* [Problem details]
Images must not appear in your copy; reproduce every other part of the records exactly.

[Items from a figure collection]

* * * *

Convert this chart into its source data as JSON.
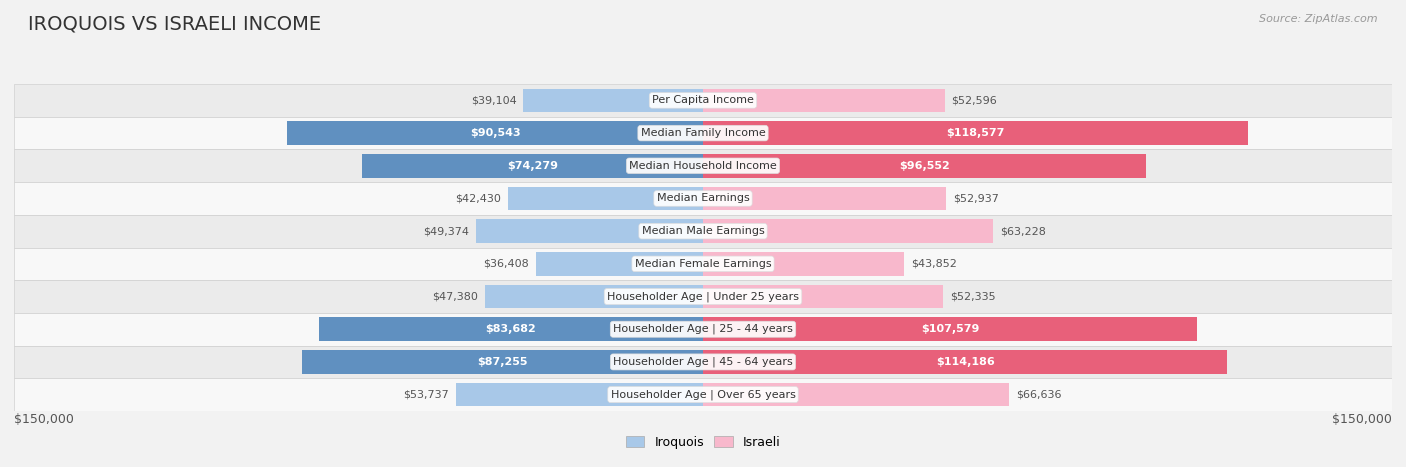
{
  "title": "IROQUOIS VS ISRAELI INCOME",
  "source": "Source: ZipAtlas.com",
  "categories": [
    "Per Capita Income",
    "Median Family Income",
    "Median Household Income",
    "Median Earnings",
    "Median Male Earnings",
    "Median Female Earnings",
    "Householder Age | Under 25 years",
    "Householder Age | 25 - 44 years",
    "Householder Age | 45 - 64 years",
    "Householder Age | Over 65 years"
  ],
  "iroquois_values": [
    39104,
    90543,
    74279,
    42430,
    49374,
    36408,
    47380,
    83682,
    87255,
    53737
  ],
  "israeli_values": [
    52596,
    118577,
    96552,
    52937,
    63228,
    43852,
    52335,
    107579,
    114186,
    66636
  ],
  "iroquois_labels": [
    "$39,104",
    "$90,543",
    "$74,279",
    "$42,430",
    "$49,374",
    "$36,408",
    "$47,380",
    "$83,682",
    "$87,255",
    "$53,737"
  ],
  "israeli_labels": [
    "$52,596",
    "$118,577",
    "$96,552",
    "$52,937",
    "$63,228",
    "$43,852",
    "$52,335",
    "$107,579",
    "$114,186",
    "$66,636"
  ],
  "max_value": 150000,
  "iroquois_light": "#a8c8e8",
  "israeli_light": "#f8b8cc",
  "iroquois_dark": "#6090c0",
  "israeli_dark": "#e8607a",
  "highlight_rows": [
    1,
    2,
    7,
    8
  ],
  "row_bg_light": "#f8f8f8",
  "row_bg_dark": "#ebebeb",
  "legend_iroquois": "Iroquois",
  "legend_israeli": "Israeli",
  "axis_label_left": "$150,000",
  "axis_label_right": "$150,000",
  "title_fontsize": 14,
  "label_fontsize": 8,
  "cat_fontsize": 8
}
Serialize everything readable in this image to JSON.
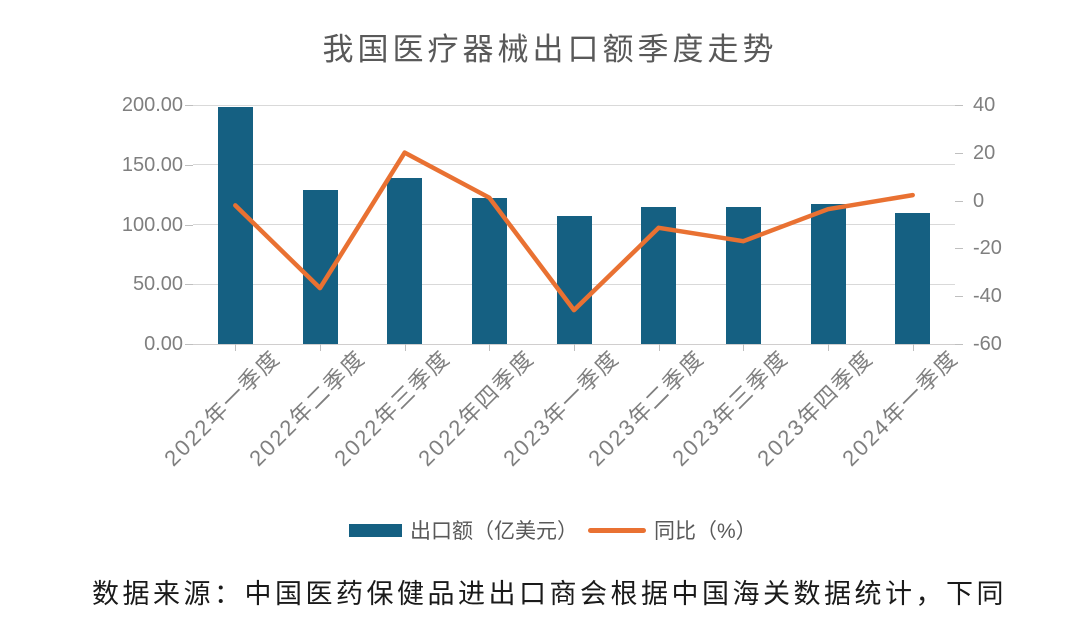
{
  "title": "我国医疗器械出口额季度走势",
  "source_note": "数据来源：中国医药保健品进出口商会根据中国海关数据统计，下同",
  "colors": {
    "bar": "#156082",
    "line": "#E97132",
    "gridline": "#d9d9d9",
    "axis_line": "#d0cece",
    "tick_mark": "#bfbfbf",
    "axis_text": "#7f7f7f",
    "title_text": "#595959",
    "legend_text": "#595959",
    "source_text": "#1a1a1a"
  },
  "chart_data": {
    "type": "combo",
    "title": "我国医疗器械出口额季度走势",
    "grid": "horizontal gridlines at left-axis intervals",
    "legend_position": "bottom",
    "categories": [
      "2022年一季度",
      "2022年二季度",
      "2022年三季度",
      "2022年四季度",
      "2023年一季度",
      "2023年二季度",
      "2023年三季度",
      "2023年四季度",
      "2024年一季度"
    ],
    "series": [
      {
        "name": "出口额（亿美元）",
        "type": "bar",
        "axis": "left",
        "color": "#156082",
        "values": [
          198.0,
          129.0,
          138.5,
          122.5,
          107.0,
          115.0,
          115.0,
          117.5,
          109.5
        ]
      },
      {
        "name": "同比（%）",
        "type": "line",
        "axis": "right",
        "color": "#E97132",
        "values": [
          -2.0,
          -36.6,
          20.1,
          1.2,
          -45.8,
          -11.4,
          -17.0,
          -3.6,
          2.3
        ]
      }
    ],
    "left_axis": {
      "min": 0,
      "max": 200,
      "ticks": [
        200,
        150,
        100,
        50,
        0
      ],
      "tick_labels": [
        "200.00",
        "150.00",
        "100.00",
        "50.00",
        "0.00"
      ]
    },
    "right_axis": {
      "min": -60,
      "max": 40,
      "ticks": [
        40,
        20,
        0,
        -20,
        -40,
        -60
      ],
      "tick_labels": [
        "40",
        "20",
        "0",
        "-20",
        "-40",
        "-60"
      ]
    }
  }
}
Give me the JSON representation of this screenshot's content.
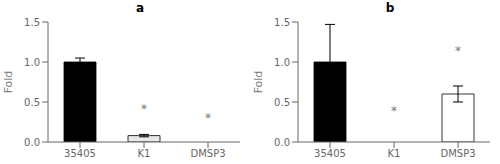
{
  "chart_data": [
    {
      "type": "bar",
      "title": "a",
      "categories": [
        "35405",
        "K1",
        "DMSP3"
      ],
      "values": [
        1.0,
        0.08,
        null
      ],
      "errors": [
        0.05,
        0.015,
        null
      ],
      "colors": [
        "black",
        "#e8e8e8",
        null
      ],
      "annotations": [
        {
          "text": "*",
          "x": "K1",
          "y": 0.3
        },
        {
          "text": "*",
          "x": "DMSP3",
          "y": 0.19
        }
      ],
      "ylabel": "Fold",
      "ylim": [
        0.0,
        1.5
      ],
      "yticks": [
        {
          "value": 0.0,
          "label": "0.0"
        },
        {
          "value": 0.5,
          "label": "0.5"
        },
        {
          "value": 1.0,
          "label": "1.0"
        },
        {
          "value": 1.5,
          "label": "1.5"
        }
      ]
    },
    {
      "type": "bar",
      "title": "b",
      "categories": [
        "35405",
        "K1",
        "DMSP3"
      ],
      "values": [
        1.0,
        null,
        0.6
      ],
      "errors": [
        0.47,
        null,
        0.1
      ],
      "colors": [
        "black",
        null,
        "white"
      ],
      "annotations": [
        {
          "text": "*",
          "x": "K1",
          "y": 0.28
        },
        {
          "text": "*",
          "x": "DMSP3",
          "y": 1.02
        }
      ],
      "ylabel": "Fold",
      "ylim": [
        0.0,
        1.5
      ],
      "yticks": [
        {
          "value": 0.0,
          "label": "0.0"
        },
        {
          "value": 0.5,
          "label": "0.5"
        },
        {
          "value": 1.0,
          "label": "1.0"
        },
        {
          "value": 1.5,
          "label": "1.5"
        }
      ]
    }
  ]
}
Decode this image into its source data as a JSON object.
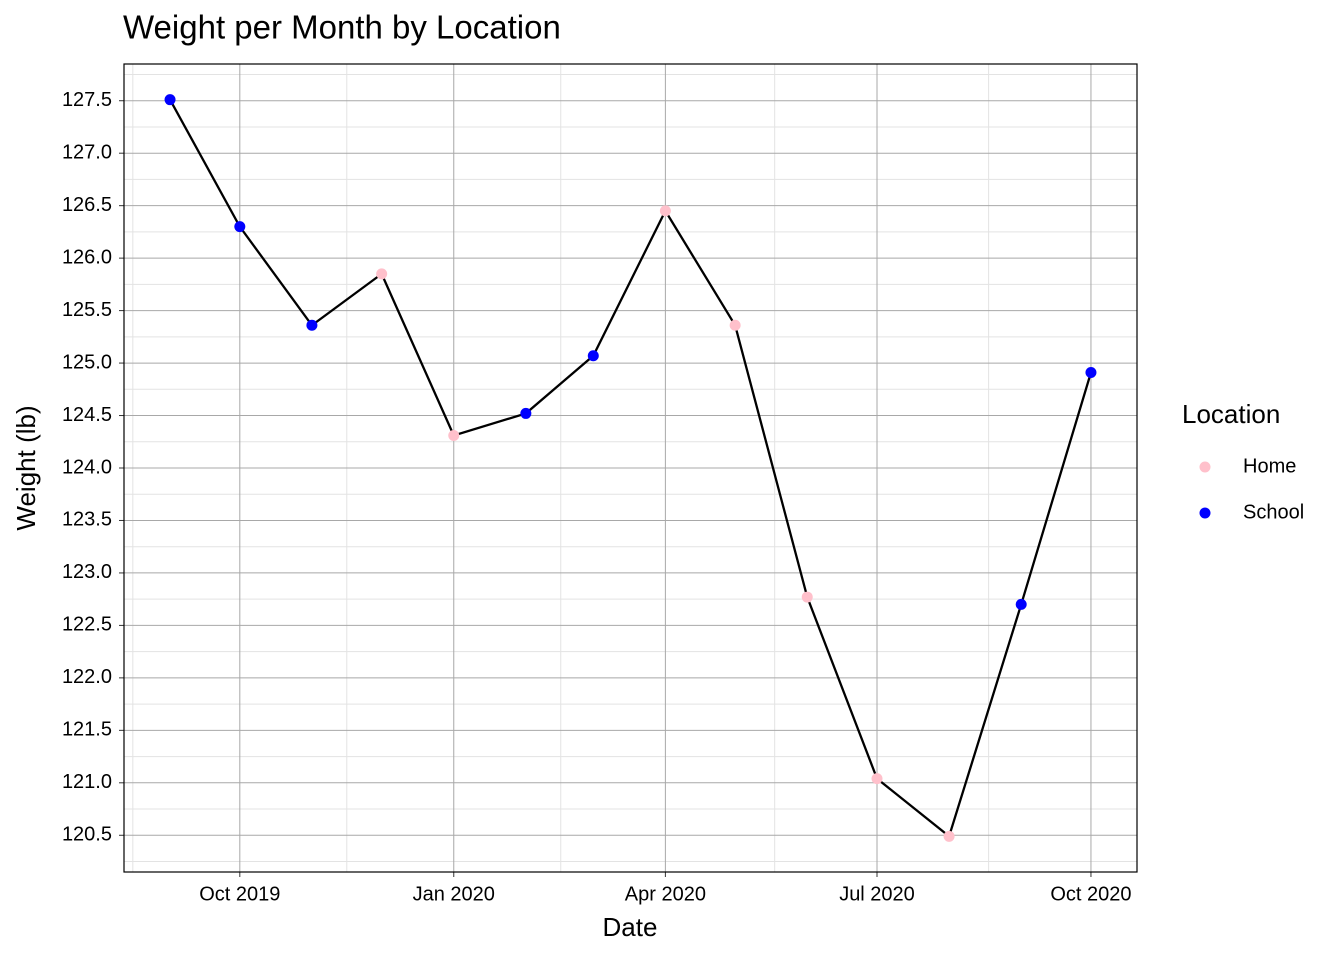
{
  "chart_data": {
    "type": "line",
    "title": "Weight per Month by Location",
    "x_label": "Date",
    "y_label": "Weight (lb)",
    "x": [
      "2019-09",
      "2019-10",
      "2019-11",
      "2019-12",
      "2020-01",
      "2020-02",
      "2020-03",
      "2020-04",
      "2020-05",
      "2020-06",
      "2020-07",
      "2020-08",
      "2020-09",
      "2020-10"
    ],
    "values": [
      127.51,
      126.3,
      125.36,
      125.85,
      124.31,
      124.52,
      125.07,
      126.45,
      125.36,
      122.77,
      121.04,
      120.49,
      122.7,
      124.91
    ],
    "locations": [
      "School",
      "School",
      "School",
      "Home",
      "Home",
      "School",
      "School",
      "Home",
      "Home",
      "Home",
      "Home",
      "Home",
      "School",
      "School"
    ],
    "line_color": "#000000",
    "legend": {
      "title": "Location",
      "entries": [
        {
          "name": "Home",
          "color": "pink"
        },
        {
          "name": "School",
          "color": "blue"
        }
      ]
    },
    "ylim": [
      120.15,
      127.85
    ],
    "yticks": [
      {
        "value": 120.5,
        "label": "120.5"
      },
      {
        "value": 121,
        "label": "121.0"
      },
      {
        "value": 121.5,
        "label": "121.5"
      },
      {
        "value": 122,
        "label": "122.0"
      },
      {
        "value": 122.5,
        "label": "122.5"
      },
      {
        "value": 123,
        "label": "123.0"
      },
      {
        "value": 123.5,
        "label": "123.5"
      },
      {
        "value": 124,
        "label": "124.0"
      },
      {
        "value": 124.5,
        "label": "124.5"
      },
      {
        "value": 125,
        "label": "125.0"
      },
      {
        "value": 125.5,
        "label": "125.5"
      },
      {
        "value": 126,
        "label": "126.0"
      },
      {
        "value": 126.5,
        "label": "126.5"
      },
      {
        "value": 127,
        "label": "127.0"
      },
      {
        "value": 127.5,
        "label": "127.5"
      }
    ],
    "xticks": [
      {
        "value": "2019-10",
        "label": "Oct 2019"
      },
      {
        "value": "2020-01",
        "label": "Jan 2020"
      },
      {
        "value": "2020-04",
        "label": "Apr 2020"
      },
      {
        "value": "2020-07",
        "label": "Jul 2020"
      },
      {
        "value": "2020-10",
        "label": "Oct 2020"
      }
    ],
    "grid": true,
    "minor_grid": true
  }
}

* * * *

* [Result below]
Convert this chart into its source data as JSON.
{
  "title": "IROQUOIS VS ISRAELI INCOME",
  "source": "Source: ZipAtlas.com",
  "categories": [
    "Per Capita Income",
    "Median Family Income",
    "Median Household Income",
    "Median Earnings",
    "Median Male Earnings",
    "Median Female Earnings",
    "Householder Age | Under 25 years",
    "Householder Age | 25 - 44 years",
    "Householder Age | 45 - 64 years",
    "Householder Age | Over 65 years"
  ],
  "iroquois_values": [
    39104,
    90543,
    74279,
    42430,
    49374,
    36408,
    47380,
    83682,
    87255,
    53737
  ],
  "israeli_values": [
    52596,
    118577,
    96552,
    52937,
    63228,
    43852,
    52335,
    107579,
    114186,
    66636
  ],
  "iroquois_labels": [
    "$39,104",
    "$90,543",
    "$74,279",
    "$42,430",
    "$49,374",
    "$36,408",
    "$47,380",
    "$83,682",
    "$87,255",
    "$53,737"
  ],
  "israeli_labels": [
    "$52,596",
    "$118,577",
    "$96,552",
    "$52,937",
    "$63,228",
    "$43,852",
    "$52,335",
    "$107,579",
    "$114,186",
    "$66,636"
  ],
  "max_value": 150000,
  "iroquois_light": "#a8c8e8",
  "israeli_light": "#f8b8cc",
  "iroquois_dark": "#6090c0",
  "israeli_dark": "#e8607a",
  "highlight_rows": [
    1,
    2,
    7,
    8
  ],
  "row_bg_light": "#f8f8f8",
  "row_bg_dark": "#ebebeb",
  "legend_iroquois": "Iroquois",
  "legend_israeli": "Israeli",
  "axis_label_left": "$150,000",
  "axis_label_right": "$150,000",
  "title_fontsize": 14,
  "label_fontsize": 8,
  "cat_fontsize": 8
}
Serialize everything readable in this image to JSON.
{
  "title": "我国医疗器械出口额季度走势",
  "source_note": "数据来源：中国医药保健品进出口商会根据中国海关数据统计，下同",
  "colors": {
    "bar": "#156082",
    "line": "#E97132",
    "gridline": "#d9d9d9",
    "axis_line": "#d0cece",
    "tick_mark": "#bfbfbf",
    "axis_text": "#7f7f7f",
    "title_text": "#595959",
    "legend_text": "#595959",
    "source_text": "#1a1a1a"
  },
  "chart_data": {
    "type": "combo",
    "title": "我国医疗器械出口额季度走势",
    "grid": "horizontal gridlines at left-axis intervals",
    "legend_position": "bottom",
    "categories": [
      "2022年一季度",
      "2022年二季度",
      "2022年三季度",
      "2022年四季度",
      "2023年一季度",
      "2023年二季度",
      "2023年三季度",
      "2023年四季度",
      "2024年一季度"
    ],
    "series": [
      {
        "name": "出口额（亿美元）",
        "type": "bar",
        "axis": "left",
        "color": "#156082",
        "values": [
          198.0,
          129.0,
          138.5,
          122.5,
          107.0,
          115.0,
          115.0,
          117.5,
          109.5
        ]
      },
      {
        "name": "同比（%）",
        "type": "line",
        "axis": "right",
        "color": "#E97132",
        "values": [
          -2.0,
          -36.6,
          20.1,
          1.2,
          -45.8,
          -11.4,
          -17.0,
          -3.6,
          2.3
        ]
      }
    ],
    "left_axis": {
      "min": 0,
      "max": 200,
      "ticks": [
        200,
        150,
        100,
        50,
        0
      ],
      "tick_labels": [
        "200.00",
        "150.00",
        "100.00",
        "50.00",
        "0.00"
      ]
    },
    "right_axis": {
      "min": -60,
      "max": 40,
      "ticks": [
        40,
        20,
        0,
        -20,
        -40,
        -60
      ],
      "tick_labels": [
        "40",
        "20",
        "0",
        "-20",
        "-40",
        "-60"
      ]
    }
  }
}
Give me the JSON representation of this screenshot's content.
{
  "chart_data": [
    {
      "type": "bar",
      "title": "a",
      "categories": [
        "35405",
        "K1",
        "DMSP3"
      ],
      "values": [
        1.0,
        0.08,
        null
      ],
      "errors": [
        0.05,
        0.015,
        null
      ],
      "colors": [
        "black",
        "#e8e8e8",
        null
      ],
      "annotations": [
        {
          "text": "*",
          "x": "K1",
          "y": 0.3
        },
        {
          "text": "*",
          "x": "DMSP3",
          "y": 0.19
        }
      ],
      "ylabel": "Fold",
      "ylim": [
        0.0,
        1.5
      ],
      "yticks": [
        {
          "value": 0.0,
          "label": "0.0"
        },
        {
          "value": 0.5,
          "label": "0.5"
        },
        {
          "value": 1.0,
          "label": "1.0"
        },
        {
          "value": 1.5,
          "label": "1.5"
        }
      ]
    },
    {
      "type": "bar",
      "title": "b",
      "categories": [
        "35405",
        "K1",
        "DMSP3"
      ],
      "values": [
        1.0,
        null,
        0.6
      ],
      "errors": [
        0.47,
        null,
        0.1
      ],
      "colors": [
        "black",
        null,
        "white"
      ],
      "annotations": [
        {
          "text": "*",
          "x": "K1",
          "y": 0.28
        },
        {
          "text": "*",
          "x": "DMSP3",
          "y": 1.02
        }
      ],
      "ylabel": "Fold",
      "ylim": [
        0.0,
        1.5
      ],
      "yticks": [
        {
          "value": 0.0,
          "label": "0.0"
        },
        {
          "value": 0.5,
          "label": "0.5"
        },
        {
          "value": 1.0,
          "label": "1.0"
        },
        {
          "value": 1.5,
          "label": "1.5"
        }
      ]
    }
  ]
}
Decode this image into its source data as a JSON object.
{
  "chart_data": {
    "type": "line",
    "title": "Weight per Month by Location",
    "x_label": "Date",
    "y_label": "Weight (lb)",
    "x": [
      "2019-09",
      "2019-10",
      "2019-11",
      "2019-12",
      "2020-01",
      "2020-02",
      "2020-03",
      "2020-04",
      "2020-05",
      "2020-06",
      "2020-07",
      "2020-08",
      "2020-09",
      "2020-10"
    ],
    "values": [
      127.51,
      126.3,
      125.36,
      125.85,
      124.31,
      124.52,
      125.07,
      126.45,
      125.36,
      122.77,
      121.04,
      120.49,
      122.7,
      124.91
    ],
    "locations": [
      "School",
      "School",
      "School",
      "Home",
      "Home",
      "School",
      "School",
      "Home",
      "Home",
      "Home",
      "Home",
      "Home",
      "School",
      "School"
    ],
    "line_color": "#000000",
    "legend": {
      "title": "Location",
      "entries": [
        {
          "name": "Home",
          "color": "pink"
        },
        {
          "name": "School",
          "color": "blue"
        }
      ]
    },
    "ylim": [
      120.15,
      127.85
    ],
    "yticks": [
      {
        "value": 120.5,
        "label": "120.5"
      },
      {
        "value": 121,
        "label": "121.0"
      },
      {
        "value": 121.5,
        "label": "121.5"
      },
      {
        "value": 122,
        "label": "122.0"
      },
      {
        "value": 122.5,
        "label": "122.5"
      },
      {
        "value": 123,
        "label": "123.0"
      },
      {
        "value": 123.5,
        "label": "123.5"
      },
      {
        "value": 124,
        "label": "124.0"
      },
      {
        "value": 124.5,
        "label": "124.5"
      },
      {
        "value": 125,
        "label": "125.0"
      },
      {
        "value": 125.5,
        "label": "125.5"
      },
      {
        "value": 126,
        "label": "126.0"
      },
      {
        "value": 126.5,
        "label": "126.5"
      },
      {
        "value": 127,
        "label": "127.0"
      },
      {
        "value": 127.5,
        "label": "127.5"
      }
    ],
    "xticks": [
      {
        "value": "2019-10",
        "label": "Oct 2019"
      },
      {
        "value": "2020-01",
        "label": "Jan 2020"
      },
      {
        "value": "2020-04",
        "label": "Apr 2020"
      },
      {
        "value": "2020-07",
        "label": "Jul 2020"
      },
      {
        "value": "2020-10",
        "label": "Oct 2020"
      }
    ],
    "grid": true,
    "minor_grid": true
  }
}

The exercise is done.